====== Stored data

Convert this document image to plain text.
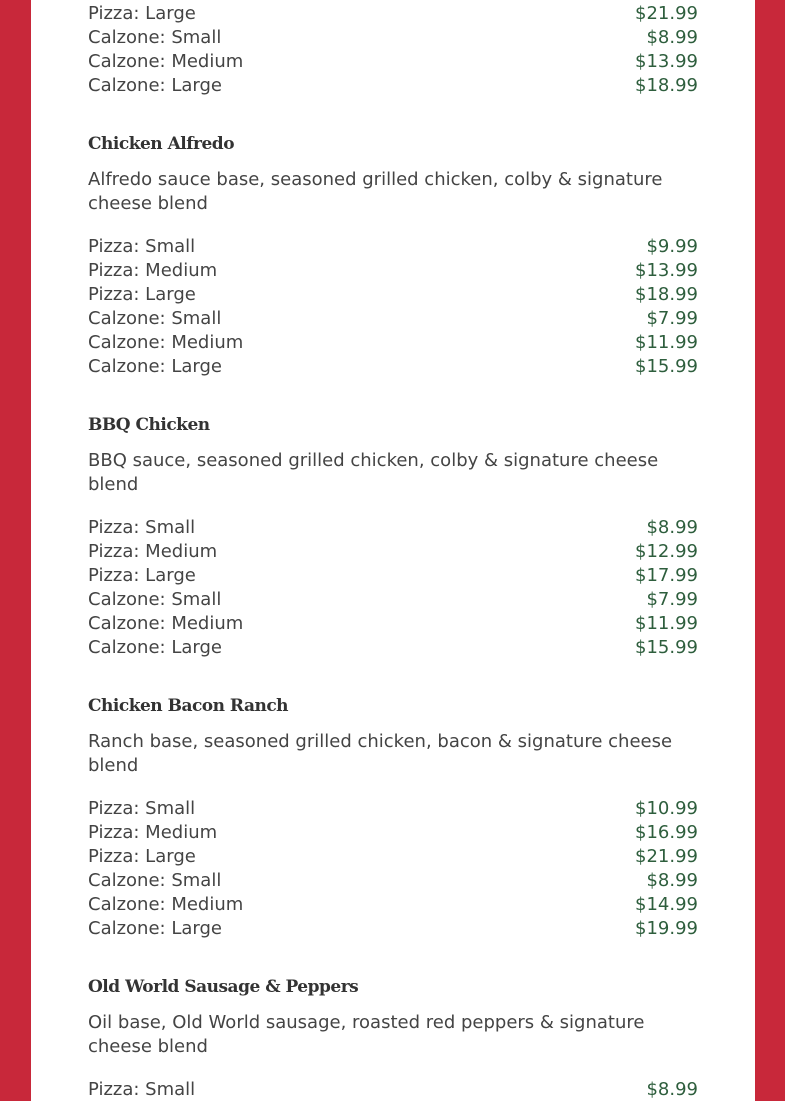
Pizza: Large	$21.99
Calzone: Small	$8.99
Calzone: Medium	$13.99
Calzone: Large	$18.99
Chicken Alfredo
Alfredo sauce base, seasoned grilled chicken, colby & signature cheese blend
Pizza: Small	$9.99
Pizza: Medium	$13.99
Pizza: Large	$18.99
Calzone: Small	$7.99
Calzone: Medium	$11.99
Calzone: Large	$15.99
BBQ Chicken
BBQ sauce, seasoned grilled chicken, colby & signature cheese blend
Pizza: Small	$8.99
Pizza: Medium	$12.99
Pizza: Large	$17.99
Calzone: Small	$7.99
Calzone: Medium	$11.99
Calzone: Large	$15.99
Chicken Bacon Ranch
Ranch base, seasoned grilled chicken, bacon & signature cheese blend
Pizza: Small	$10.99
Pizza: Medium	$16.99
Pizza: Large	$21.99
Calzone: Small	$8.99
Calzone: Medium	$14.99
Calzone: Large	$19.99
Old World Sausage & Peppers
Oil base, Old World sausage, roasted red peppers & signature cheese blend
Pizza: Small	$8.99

============

Among the lines of the data above, determine how many contain the word "sauce". Report the number alone.

2